*** DATASET ***

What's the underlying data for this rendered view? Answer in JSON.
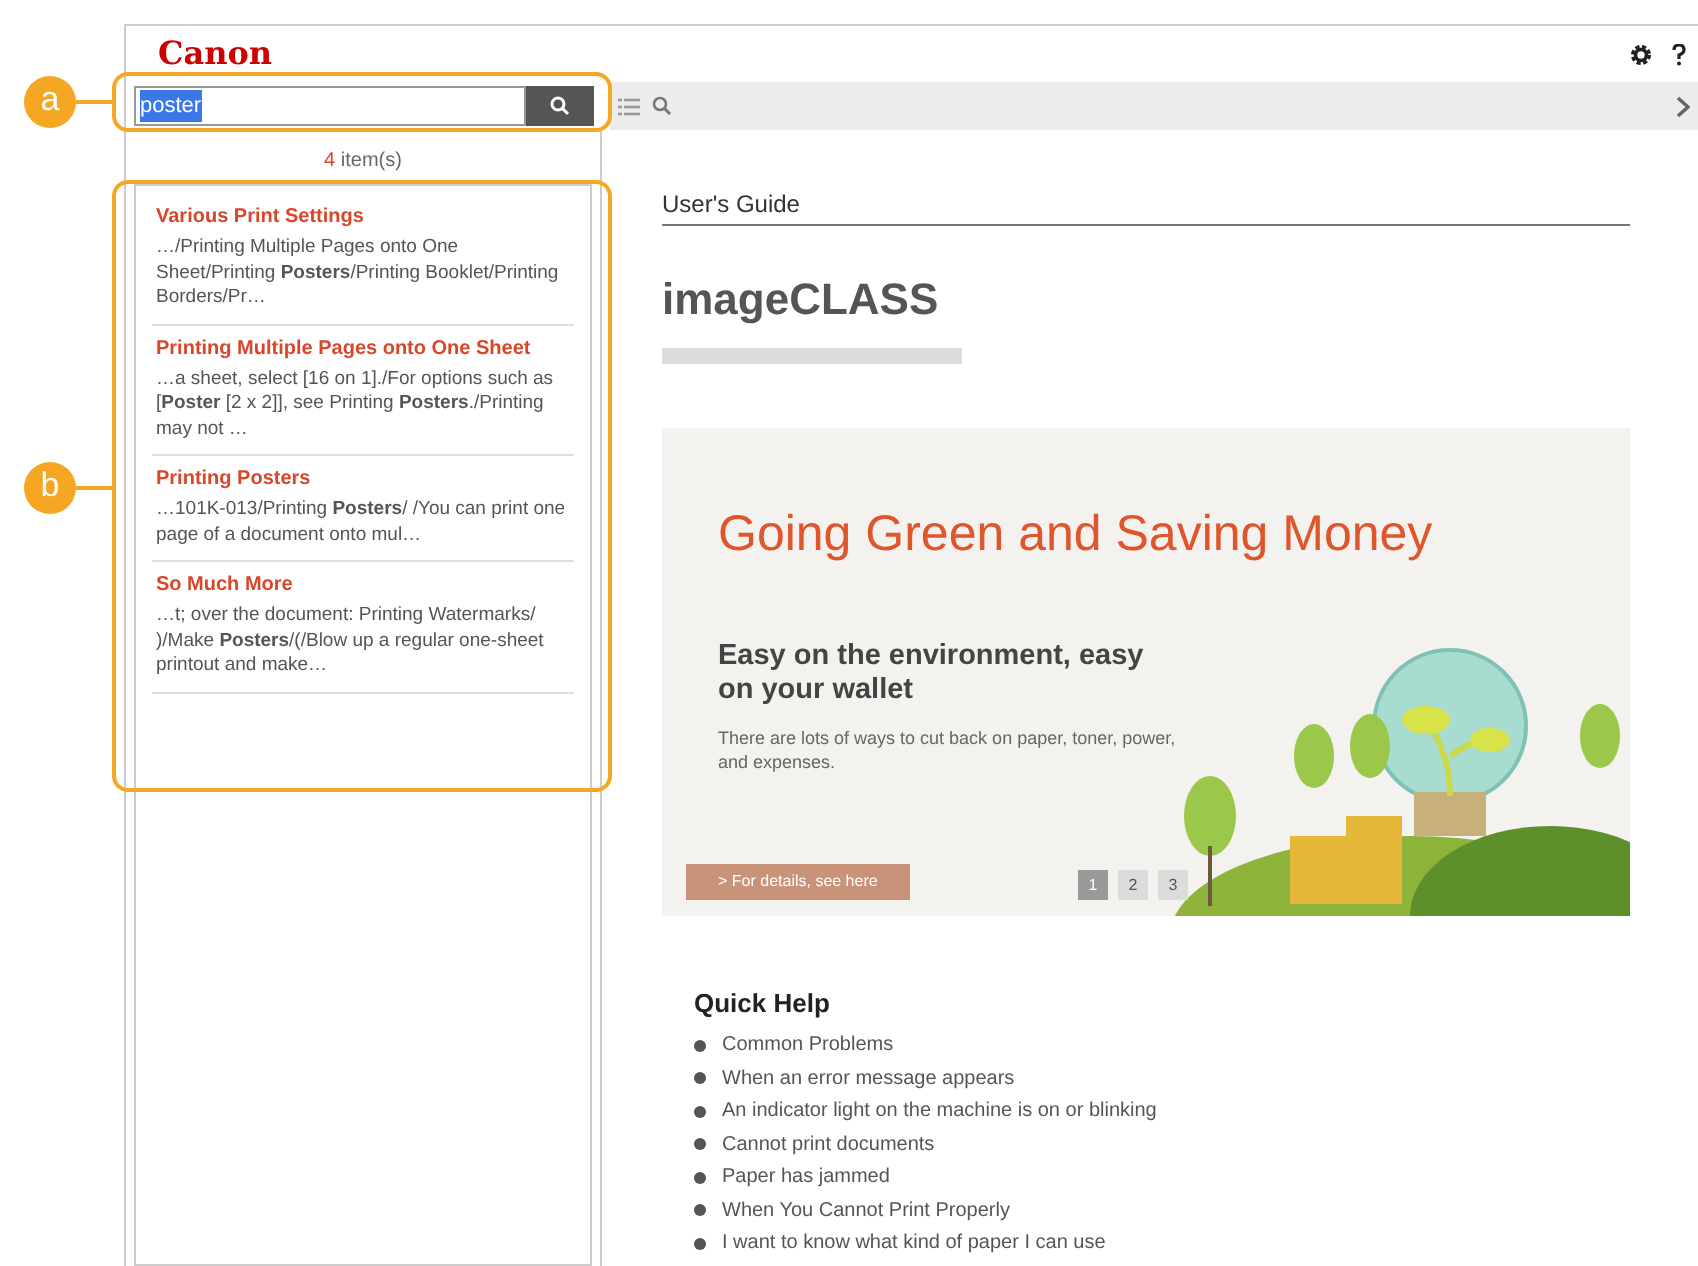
{
  "header": {
    "logo": "Canon"
  },
  "search": {
    "value": "poster",
    "callout": "a"
  },
  "results": {
    "count": "4",
    "count_label": "item(s)",
    "callout": "b",
    "items": [
      {
        "title": "Various Print Settings",
        "snippet": "…/Printing Multiple Pages onto One Sheet/Printing **Posters**/Printing Booklet/Printing Borders/Pr…"
      },
      {
        "title": "Printing Multiple Pages onto One Sheet",
        "snippet": "…a sheet, select [16 on 1]./For options such as [**Poster** [2 x 2]], see Printing **Posters**./Printing may not …"
      },
      {
        "title": "Printing Posters",
        "snippet": "…101K-013/Printing **Posters**/ /You can print one page of a document onto mul…"
      },
      {
        "title": "So Much More",
        "snippet": "…t; over the document: Printing Watermarks/ )/Make **Posters**/(/Blow up a regular one-sheet printout and make…"
      }
    ]
  },
  "content": {
    "guide_label": "User's Guide",
    "product": "imageCLASS",
    "banner": {
      "title": "Going Green and Saving Money",
      "subtitle": "Easy on the environment, easy on your wallet",
      "text": "There are lots of ways to cut back on paper, toner, power, and expenses.",
      "button": "> For details, see here",
      "pages": [
        {
          "label": "1",
          "selected": true
        },
        {
          "label": "2",
          "selected": false
        },
        {
          "label": "3",
          "selected": false
        }
      ]
    },
    "quick_help": {
      "title": "Quick Help",
      "items": [
        "Common Problems",
        "When an error message appears",
        "An indicator light on the machine is on or blinking",
        "Cannot print documents",
        "Paper has jammed",
        "When You Cannot Print Properly",
        "I want to know what kind of paper I can use"
      ]
    }
  }
}
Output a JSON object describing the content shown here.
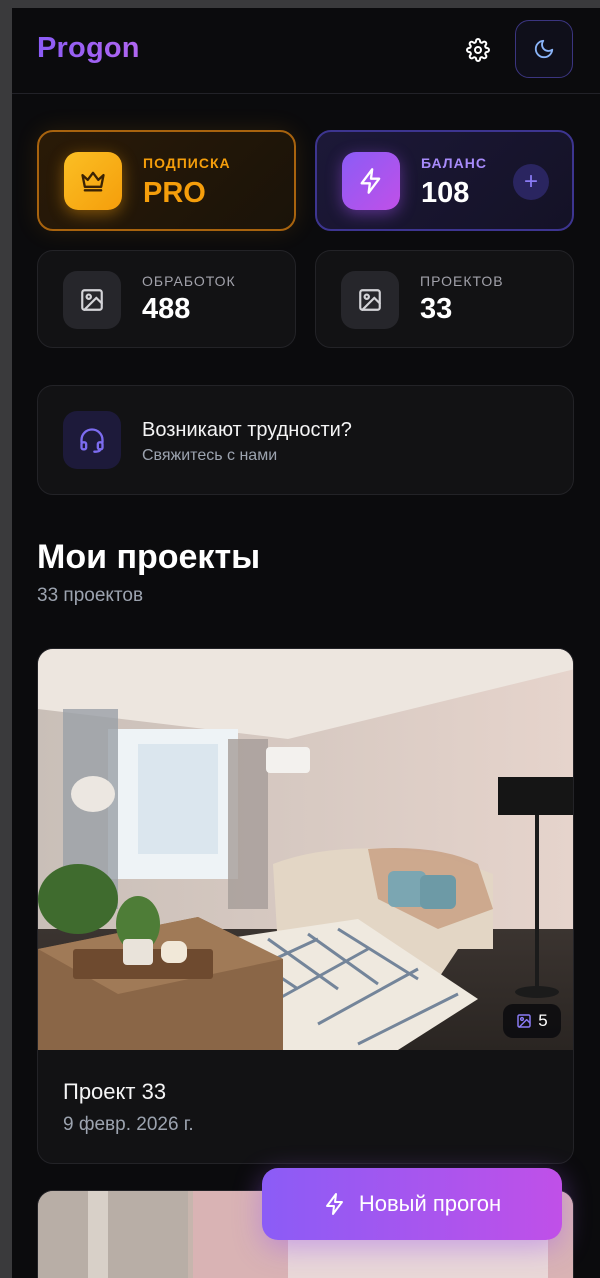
{
  "app": {
    "title": "Progon"
  },
  "header": {
    "settings_icon": "gear-icon",
    "theme_icon": "moon-icon"
  },
  "subscription": {
    "label": "ПОДПИСКА",
    "value": "PRO",
    "icon": "crown-icon",
    "color": "#f59e0b"
  },
  "balance": {
    "label": "БАЛАНС",
    "value": "108",
    "icon": "bolt-icon",
    "add_label": "+",
    "color": "#8b5cf6"
  },
  "stats": [
    {
      "label": "ОБРАБОТОК",
      "value": "488",
      "icon": "image-icon"
    },
    {
      "label": "ПРОЕКТОВ",
      "value": "33",
      "icon": "image-icon"
    }
  ],
  "help": {
    "title": "Возникают трудности?",
    "subtitle": "Свяжитесь с нами",
    "icon": "headset-icon"
  },
  "projects_section": {
    "title": "Мои проекты",
    "count_text": "33 проектов"
  },
  "projects": [
    {
      "name": "Проект 33",
      "date": "9 февр. 2026 г.",
      "images": "5"
    }
  ],
  "fab": {
    "label": "Новый прогон",
    "icon": "bolt-icon"
  }
}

***

### [EXERCISE]
Where a line contains "onto", copy that line.

### [WRITTEN SOLUTION]
        "snippet": "…/Printing Multiple Pages onto One Sheet/Printing **Posters**/Printing Booklet/Printing Borders/Pr…"
        "title": "Printing Multiple Pages onto One Sheet",
        "snippet": "…101K-013/Printing **Posters**/ /You can print one page of a document onto mul…"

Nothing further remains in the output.